━━━━━ Provided entries
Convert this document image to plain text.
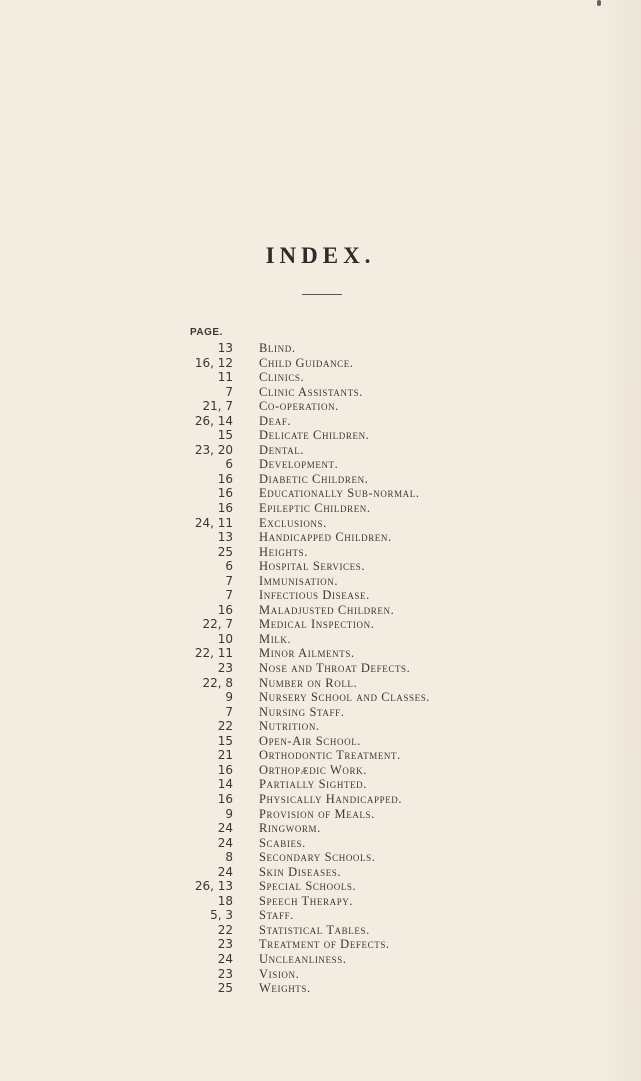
INDEX.
PAGE.
13 Blind.
16, 12 Child Guidance.
11 Clinics.
7 Clinic Assistants.
21, 7 Co-operation.
26, 14 Deaf.
15 Delicate Children.
23, 20 Dental.
6 Development.
16 Diabetic Children.
16 Educationally Sub-normal.
16 Epileptic Children.
24, 11 Exclusions.
13 Handicapped Children.
25 Heights.
6 Hospital Services.
7 Immunisation.
7 Infectious Disease.
16 Maladjusted Children.
22, 7 Medical Inspection.
10 Milk.
22, 11 Minor Ailments.
23 Nose and Throat Defects.
22, 8 Number on Roll.
9 Nursery School and Classes.
7 Nursing Staff.
22 Nutrition.
15 Open-Air School.
21 Orthodontic Treatment.
16 Orthopædic Work.
14 Partially Sighted.
16 Physically Handicapped.
9 Provision of Meals.
24 Ringworm.
24 Scabies.
8 Secondary Schools.
24 Skin Diseases.
26, 13 Special Schools.
18 Speech Therapy.
5, 3 Staff.
22 Statistical Tables.
23 Treatment of Defects.
24 Uncleanliness.
23 Vision.
25 Weights.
━━━━━━━━━━
Work instructions — Look through the data above. Copy every line with the string "Defects" in it.

Result for this task —
23 Nose and Throat Defects.
23 Treatment of Defects.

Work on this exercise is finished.